--- Source material ---
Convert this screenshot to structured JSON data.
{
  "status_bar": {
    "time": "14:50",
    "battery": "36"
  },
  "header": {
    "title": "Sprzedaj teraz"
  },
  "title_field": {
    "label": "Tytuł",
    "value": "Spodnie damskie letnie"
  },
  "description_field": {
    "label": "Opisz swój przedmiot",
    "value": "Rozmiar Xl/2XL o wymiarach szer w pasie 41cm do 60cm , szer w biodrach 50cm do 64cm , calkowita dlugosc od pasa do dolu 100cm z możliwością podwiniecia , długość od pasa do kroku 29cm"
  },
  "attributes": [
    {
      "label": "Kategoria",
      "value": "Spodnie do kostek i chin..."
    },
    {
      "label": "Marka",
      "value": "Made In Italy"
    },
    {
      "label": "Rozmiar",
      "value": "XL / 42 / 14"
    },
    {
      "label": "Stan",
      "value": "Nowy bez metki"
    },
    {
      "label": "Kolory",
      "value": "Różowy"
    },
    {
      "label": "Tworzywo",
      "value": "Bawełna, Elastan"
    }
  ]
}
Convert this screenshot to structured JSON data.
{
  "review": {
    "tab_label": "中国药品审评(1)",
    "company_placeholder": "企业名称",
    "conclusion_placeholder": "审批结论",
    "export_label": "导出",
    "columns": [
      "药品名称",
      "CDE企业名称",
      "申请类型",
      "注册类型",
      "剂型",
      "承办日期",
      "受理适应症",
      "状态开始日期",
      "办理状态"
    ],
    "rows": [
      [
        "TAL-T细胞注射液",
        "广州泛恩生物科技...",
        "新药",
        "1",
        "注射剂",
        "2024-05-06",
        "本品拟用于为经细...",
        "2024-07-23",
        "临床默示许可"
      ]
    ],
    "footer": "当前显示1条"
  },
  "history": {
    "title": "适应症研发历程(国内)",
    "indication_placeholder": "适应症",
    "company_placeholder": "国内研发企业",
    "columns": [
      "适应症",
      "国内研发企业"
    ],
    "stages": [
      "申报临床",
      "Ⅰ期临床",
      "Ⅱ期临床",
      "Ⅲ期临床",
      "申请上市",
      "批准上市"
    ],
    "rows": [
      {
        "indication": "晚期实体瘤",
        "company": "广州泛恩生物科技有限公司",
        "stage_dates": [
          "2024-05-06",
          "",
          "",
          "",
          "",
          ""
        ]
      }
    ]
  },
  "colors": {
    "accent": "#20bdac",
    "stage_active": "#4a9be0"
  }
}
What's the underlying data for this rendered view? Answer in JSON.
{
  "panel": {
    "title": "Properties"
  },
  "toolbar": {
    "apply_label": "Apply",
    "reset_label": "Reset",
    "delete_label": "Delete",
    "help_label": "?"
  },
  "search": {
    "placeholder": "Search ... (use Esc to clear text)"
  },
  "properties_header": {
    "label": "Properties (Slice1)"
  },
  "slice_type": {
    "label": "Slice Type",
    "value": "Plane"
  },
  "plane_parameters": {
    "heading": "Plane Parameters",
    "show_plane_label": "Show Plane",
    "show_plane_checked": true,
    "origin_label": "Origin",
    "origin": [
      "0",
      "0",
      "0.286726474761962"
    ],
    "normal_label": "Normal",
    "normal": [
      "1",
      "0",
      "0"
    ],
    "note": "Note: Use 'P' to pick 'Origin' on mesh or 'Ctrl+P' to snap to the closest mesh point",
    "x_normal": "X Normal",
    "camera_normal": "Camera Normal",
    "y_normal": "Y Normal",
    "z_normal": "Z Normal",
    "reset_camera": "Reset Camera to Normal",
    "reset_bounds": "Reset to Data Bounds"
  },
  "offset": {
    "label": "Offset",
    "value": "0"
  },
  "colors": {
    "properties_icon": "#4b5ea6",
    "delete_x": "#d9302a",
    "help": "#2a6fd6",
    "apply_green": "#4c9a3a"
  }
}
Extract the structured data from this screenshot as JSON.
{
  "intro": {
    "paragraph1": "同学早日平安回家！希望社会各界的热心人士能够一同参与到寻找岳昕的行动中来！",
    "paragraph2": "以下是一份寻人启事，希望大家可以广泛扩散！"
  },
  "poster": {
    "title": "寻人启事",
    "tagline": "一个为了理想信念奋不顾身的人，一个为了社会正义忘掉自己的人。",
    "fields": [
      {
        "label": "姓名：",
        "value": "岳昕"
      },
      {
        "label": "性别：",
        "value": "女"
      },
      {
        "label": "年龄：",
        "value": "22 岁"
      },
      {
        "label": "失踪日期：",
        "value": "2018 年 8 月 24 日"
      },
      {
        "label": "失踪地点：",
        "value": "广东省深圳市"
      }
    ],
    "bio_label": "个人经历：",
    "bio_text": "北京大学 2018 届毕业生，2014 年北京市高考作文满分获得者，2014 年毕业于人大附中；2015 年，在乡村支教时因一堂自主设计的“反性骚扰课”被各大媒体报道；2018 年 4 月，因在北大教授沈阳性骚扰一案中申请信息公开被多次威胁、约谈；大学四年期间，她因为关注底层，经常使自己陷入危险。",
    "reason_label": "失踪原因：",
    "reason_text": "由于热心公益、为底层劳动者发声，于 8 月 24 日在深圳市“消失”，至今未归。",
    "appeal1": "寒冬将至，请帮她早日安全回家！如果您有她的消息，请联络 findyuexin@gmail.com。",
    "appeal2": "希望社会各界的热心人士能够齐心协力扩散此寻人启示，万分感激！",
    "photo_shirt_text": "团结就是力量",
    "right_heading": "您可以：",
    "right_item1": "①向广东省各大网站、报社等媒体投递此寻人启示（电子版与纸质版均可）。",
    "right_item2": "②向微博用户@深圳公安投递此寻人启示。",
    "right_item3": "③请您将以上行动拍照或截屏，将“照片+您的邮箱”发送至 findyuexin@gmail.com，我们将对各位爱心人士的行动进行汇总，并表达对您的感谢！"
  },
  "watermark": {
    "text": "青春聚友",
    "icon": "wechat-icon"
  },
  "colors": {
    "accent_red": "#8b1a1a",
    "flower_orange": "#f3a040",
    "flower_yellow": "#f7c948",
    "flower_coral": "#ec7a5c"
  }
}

--- Task to complete ---
Repeat the records above in full, character for character.

--- Output for this task ---
Convert this screenshot to structured JSON data.
{
  "status_bar": {
    "time": "14:50",
    "battery": "36"
  },
  "header": {
    "title": "Sprzedaj teraz"
  },
  "title_field": {
    "label": "Tytuł",
    "value": "Spodnie damskie letnie"
  },
  "description_field": {
    "label": "Opisz swój przedmiot",
    "value": "Rozmiar Xl/2XL o wymiarach szer w pasie 41cm do 60cm , szer w biodrach 50cm do 64cm , calkowita dlugosc od pasa do dolu 100cm z możliwością podwiniecia , długość od pasa do kroku 29cm"
  },
  "attributes": [
    {
      "label": "Kategoria",
      "value": "Spodnie do kostek i chin..."
    },
    {
      "label": "Marka",
      "value": "Made In Italy"
    },
    {
      "label": "Rozmiar",
      "value": "XL / 42 / 14"
    },
    {
      "label": "Stan",
      "value": "Nowy bez metki"
    },
    {
      "label": "Kolory",
      "value": "Różowy"
    },
    {
      "label": "Tworzywo",
      "value": "Bawełna, Elastan"
    }
  ]
}
Convert this screenshot to structured JSON data.
{
  "review": {
    "tab_label": "中国药品审评(1)",
    "company_placeholder": "企业名称",
    "conclusion_placeholder": "审批结论",
    "export_label": "导出",
    "columns": [
      "药品名称",
      "CDE企业名称",
      "申请类型",
      "注册类型",
      "剂型",
      "承办日期",
      "受理适应症",
      "状态开始日期",
      "办理状态"
    ],
    "rows": [
      [
        "TAL-T细胞注射液",
        "广州泛恩生物科技...",
        "新药",
        "1",
        "注射剂",
        "2024-05-06",
        "本品拟用于为经细...",
        "2024-07-23",
        "临床默示许可"
      ]
    ],
    "footer": "当前显示1条"
  },
  "history": {
    "title": "适应症研发历程(国内)",
    "indication_placeholder": "适应症",
    "company_placeholder": "国内研发企业",
    "columns": [
      "适应症",
      "国内研发企业"
    ],
    "stages": [
      "申报临床",
      "Ⅰ期临床",
      "Ⅱ期临床",
      "Ⅲ期临床",
      "申请上市",
      "批准上市"
    ],
    "rows": [
      {
        "indication": "晚期实体瘤",
        "company": "广州泛恩生物科技有限公司",
        "stage_dates": [
          "2024-05-06",
          "",
          "",
          "",
          "",
          ""
        ]
      }
    ]
  },
  "colors": {
    "accent": "#20bdac",
    "stage_active": "#4a9be0"
  }
}
What's the underlying data for this rendered view? Answer in JSON.
{
  "panel": {
    "title": "Properties"
  },
  "toolbar": {
    "apply_label": "Apply",
    "reset_label": "Reset",
    "delete_label": "Delete",
    "help_label": "?"
  },
  "search": {
    "placeholder": "Search ... (use Esc to clear text)"
  },
  "properties_header": {
    "label": "Properties (Slice1)"
  },
  "slice_type": {
    "label": "Slice Type",
    "value": "Plane"
  },
  "plane_parameters": {
    "heading": "Plane Parameters",
    "show_plane_label": "Show Plane",
    "show_plane_checked": true,
    "origin_label": "Origin",
    "origin": [
      "0",
      "0",
      "0.286726474761962"
    ],
    "normal_label": "Normal",
    "normal": [
      "1",
      "0",
      "0"
    ],
    "note": "Note: Use 'P' to pick 'Origin' on mesh or 'Ctrl+P' to snap to the closest mesh point",
    "x_normal": "X Normal",
    "camera_normal": "Camera Normal",
    "y_normal": "Y Normal",
    "z_normal": "Z Normal",
    "reset_camera": "Reset Camera to Normal",
    "reset_bounds": "Reset to Data Bounds"
  },
  "offset": {
    "label": "Offset",
    "value": "0"
  },
  "colors": {
    "properties_icon": "#4b5ea6",
    "delete_x": "#d9302a",
    "help": "#2a6fd6",
    "apply_green": "#4c9a3a"
  }
}
Extract the structured data from this screenshot as JSON.
{
  "intro": {
    "paragraph1": "同学早日平安回家！希望社会各界的热心人士能够一同参与到寻找岳昕的行动中来！",
    "paragraph2": "以下是一份寻人启事，希望大家可以广泛扩散！"
  },
  "poster": {
    "title": "寻人启事",
    "tagline": "一个为了理想信念奋不顾身的人，一个为了社会正义忘掉自己的人。",
    "fields": [
      {
        "label": "姓名：",
        "value": "岳昕"
      },
      {
        "label": "性别：",
        "value": "女"
      },
      {
        "label": "年龄：",
        "value": "22 岁"
      },
      {
        "label": "失踪日期：",
        "value": "2018 年 8 月 24 日"
      },
      {
        "label": "失踪地点：",
        "value": "广东省深圳市"
      }
    ],
    "bio_label": "个人经历：",
    "bio_text": "北京大学 2018 届毕业生，2014 年北京市高考作文满分获得者，2014 年毕业于人大附中；2015 年，在乡村支教时因一堂自主设计的“反性骚扰课”被各大媒体报道；2018 年 4 月，因在北大教授沈阳性骚扰一案中申请信息公开被多次威胁、约谈；大学四年期间，她因为关注底层，经常使自己陷入危险。",
    "reason_label": "失踪原因：",
    "reason_text": "由于热心公益、为底层劳动者发声，于 8 月 24 日在深圳市“消失”，至今未归。",
    "appeal1": "寒冬将至，请帮她早日安全回家！如果您有她的消息，请联络 findyuexin@gmail.com。",
    "appeal2": "希望社会各界的热心人士能够齐心协力扩散此寻人启示，万分感激！",
    "photo_shirt_text": "团结就是力量",
    "right_heading": "您可以：",
    "right_item1": "①向广东省各大网站、报社等媒体投递此寻人启示（电子版与纸质版均可）。",
    "right_item2": "②向微博用户@深圳公安投递此寻人启示。",
    "right_item3": "③请您将以上行动拍照或截屏，将“照片+您的邮箱”发送至 findyuexin@gmail.com，我们将对各位爱心人士的行动进行汇总，并表达对您的感谢！"
  },
  "watermark": {
    "text": "青春聚友",
    "icon": "wechat-icon"
  },
  "colors": {
    "accent_red": "#8b1a1a",
    "flower_orange": "#f3a040",
    "flower_yellow": "#f7c948",
    "flower_coral": "#ec7a5c"
  }
}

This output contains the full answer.